-- START OF Material for this exercise --
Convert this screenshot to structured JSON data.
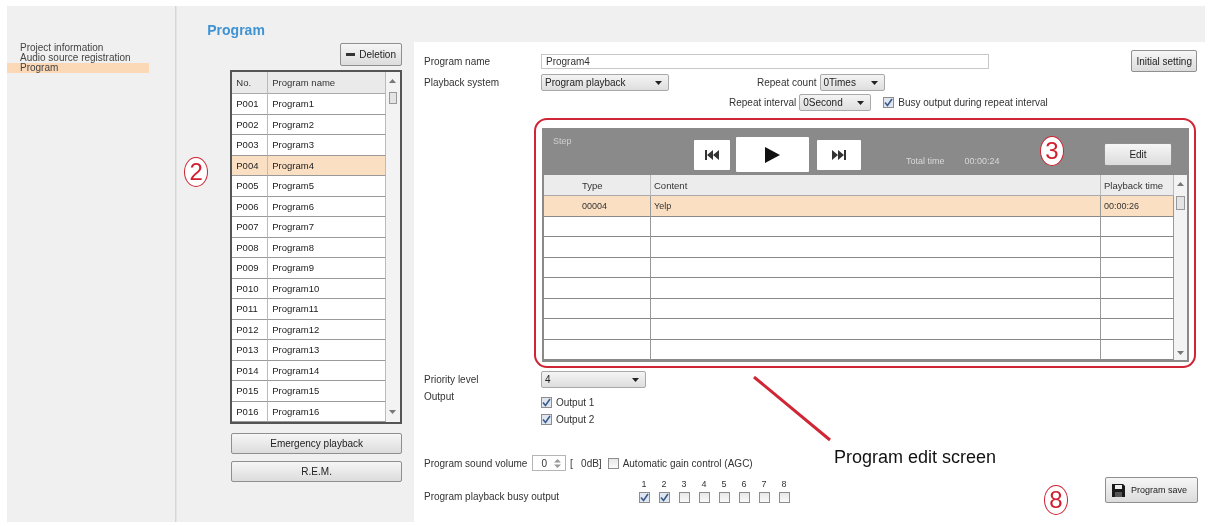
{
  "sidebar": {
    "items": [
      {
        "label": "Project information",
        "selected": false
      },
      {
        "label": "Audio source registration",
        "selected": false
      },
      {
        "label": "Program",
        "selected": true
      }
    ]
  },
  "program_panel": {
    "title": "Program",
    "delete_button": "Deletion",
    "columns": [
      "No.",
      "Program name"
    ],
    "rows": [
      {
        "no": "P001",
        "name": "Program1",
        "selected": false
      },
      {
        "no": "P002",
        "name": "Program2",
        "selected": false
      },
      {
        "no": "P003",
        "name": "Program3",
        "selected": false
      },
      {
        "no": "P004",
        "name": "Program4",
        "selected": true
      },
      {
        "no": "P005",
        "name": "Program5",
        "selected": false
      },
      {
        "no": "P006",
        "name": "Program6",
        "selected": false
      },
      {
        "no": "P007",
        "name": "Program7",
        "selected": false
      },
      {
        "no": "P008",
        "name": "Program8",
        "selected": false
      },
      {
        "no": "P009",
        "name": "Program9",
        "selected": false
      },
      {
        "no": "P010",
        "name": "Program10",
        "selected": false
      },
      {
        "no": "P011",
        "name": "Program11",
        "selected": false
      },
      {
        "no": "P012",
        "name": "Program12",
        "selected": false
      },
      {
        "no": "P013",
        "name": "Program13",
        "selected": false
      },
      {
        "no": "P014",
        "name": "Program14",
        "selected": false
      },
      {
        "no": "P015",
        "name": "Program15",
        "selected": false
      },
      {
        "no": "P016",
        "name": "Program16",
        "selected": false
      }
    ],
    "buttons": [
      "Emergency playback",
      "R.E.M."
    ]
  },
  "editor": {
    "program_name": {
      "label": "Program name",
      "value": "Program4"
    },
    "initial_setting_button": "Initial setting",
    "playback_system": {
      "label": "Playback system",
      "value": "Program playback"
    },
    "repeat_count": {
      "label": "Repeat count",
      "value": "0Times"
    },
    "repeat_interval": {
      "label": "Repeat interval",
      "value": "0Second"
    },
    "busy_during_interval": {
      "label": "Busy output during repeat interval",
      "checked": true
    },
    "step_panel": {
      "title": "Step",
      "total_time_label": "Total time",
      "total_time": "00:00:24",
      "edit_button": "Edit",
      "columns": [
        "Type",
        "Content",
        "Playback time"
      ],
      "rows": [
        {
          "type": "00004",
          "content": "Yelp",
          "time": "00:00:26",
          "selected": true
        }
      ]
    },
    "priority_level": {
      "label": "Priority level",
      "value": "4"
    },
    "output": {
      "label": "Output",
      "options": [
        {
          "label": "Output 1",
          "checked": true
        },
        {
          "label": "Output 2",
          "checked": true
        }
      ]
    },
    "sound_volume": {
      "label": "Program sound volume",
      "value": "0",
      "reading": "[   0dB]"
    },
    "agc": {
      "label": "Automatic gain control (AGC)",
      "checked": false
    },
    "busy_output": {
      "label": "Program playback busy output",
      "channels": [
        {
          "number": "1",
          "checked": true
        },
        {
          "number": "2",
          "checked": true
        },
        {
          "number": "3",
          "checked": false
        },
        {
          "number": "4",
          "checked": false
        },
        {
          "number": "5",
          "checked": false
        },
        {
          "number": "6",
          "checked": false
        },
        {
          "number": "7",
          "checked": false
        },
        {
          "number": "8",
          "checked": false
        }
      ]
    },
    "save_button": "Program save"
  },
  "annotations": {
    "callouts": [
      "2",
      "3",
      "8"
    ],
    "caption": "Program edit screen"
  }
}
-- END OF Material for this exercise --
(What is needed): Output every entry word for word, but omit the pictures.

(Result):
Convert this screenshot to structured JSON data.
{
  "sidebar": {
    "items": [
      {
        "label": "Project information",
        "selected": false
      },
      {
        "label": "Audio source registration",
        "selected": false
      },
      {
        "label": "Program",
        "selected": true
      }
    ]
  },
  "program_panel": {
    "title": "Program",
    "delete_button": "Deletion",
    "columns": [
      "No.",
      "Program name"
    ],
    "rows": [
      {
        "no": "P001",
        "name": "Program1",
        "selected": false
      },
      {
        "no": "P002",
        "name": "Program2",
        "selected": false
      },
      {
        "no": "P003",
        "name": "Program3",
        "selected": false
      },
      {
        "no": "P004",
        "name": "Program4",
        "selected": true
      },
      {
        "no": "P005",
        "name": "Program5",
        "selected": false
      },
      {
        "no": "P006",
        "name": "Program6",
        "selected": false
      },
      {
        "no": "P007",
        "name": "Program7",
        "selected": false
      },
      {
        "no": "P008",
        "name": "Program8",
        "selected": false
      },
      {
        "no": "P009",
        "name": "Program9",
        "selected": false
      },
      {
        "no": "P010",
        "name": "Program10",
        "selected": false
      },
      {
        "no": "P011",
        "name": "Program11",
        "selected": false
      },
      {
        "no": "P012",
        "name": "Program12",
        "selected": false
      },
      {
        "no": "P013",
        "name": "Program13",
        "selected": false
      },
      {
        "no": "P014",
        "name": "Program14",
        "selected": false
      },
      {
        "no": "P015",
        "name": "Program15",
        "selected": false
      },
      {
        "no": "P016",
        "name": "Program16",
        "selected": false
      }
    ],
    "buttons": [
      "Emergency playback",
      "R.E.M."
    ]
  },
  "editor": {
    "program_name": {
      "label": "Program name",
      "value": "Program4"
    },
    "initial_setting_button": "Initial setting",
    "playback_system": {
      "label": "Playback system",
      "value": "Program playback"
    },
    "repeat_count": {
      "label": "Repeat count",
      "value": "0Times"
    },
    "repeat_interval": {
      "label": "Repeat interval",
      "value": "0Second"
    },
    "busy_during_interval": {
      "label": "Busy output during repeat interval",
      "checked": true
    },
    "step_panel": {
      "title": "Step",
      "total_time_label": "Total time",
      "total_time": "00:00:24",
      "edit_button": "Edit",
      "columns": [
        "Type",
        "Content",
        "Playback time"
      ],
      "rows": [
        {
          "type": "00004",
          "content": "Yelp",
          "time": "00:00:26",
          "selected": true
        }
      ]
    },
    "priority_level": {
      "label": "Priority level",
      "value": "4"
    },
    "output": {
      "label": "Output",
      "options": [
        {
          "label": "Output 1",
          "checked": true
        },
        {
          "label": "Output 2",
          "checked": true
        }
      ]
    },
    "sound_volume": {
      "label": "Program sound volume",
      "value": "0",
      "reading": "[   0dB]"
    },
    "agc": {
      "label": "Automatic gain control (AGC)",
      "checked": false
    },
    "busy_output": {
      "label": "Program playback busy output",
      "channels": [
        {
          "number": "1",
          "checked": true
        },
        {
          "number": "2",
          "checked": true
        },
        {
          "number": "3",
          "checked": false
        },
        {
          "number": "4",
          "checked": false
        },
        {
          "number": "5",
          "checked": false
        },
        {
          "number": "6",
          "checked": false
        },
        {
          "number": "7",
          "checked": false
        },
        {
          "number": "8",
          "checked": false
        }
      ]
    },
    "save_button": "Program save"
  },
  "annotations": {
    "callouts": [
      "2",
      "3",
      "8"
    ],
    "caption": "Program edit screen"
  }
}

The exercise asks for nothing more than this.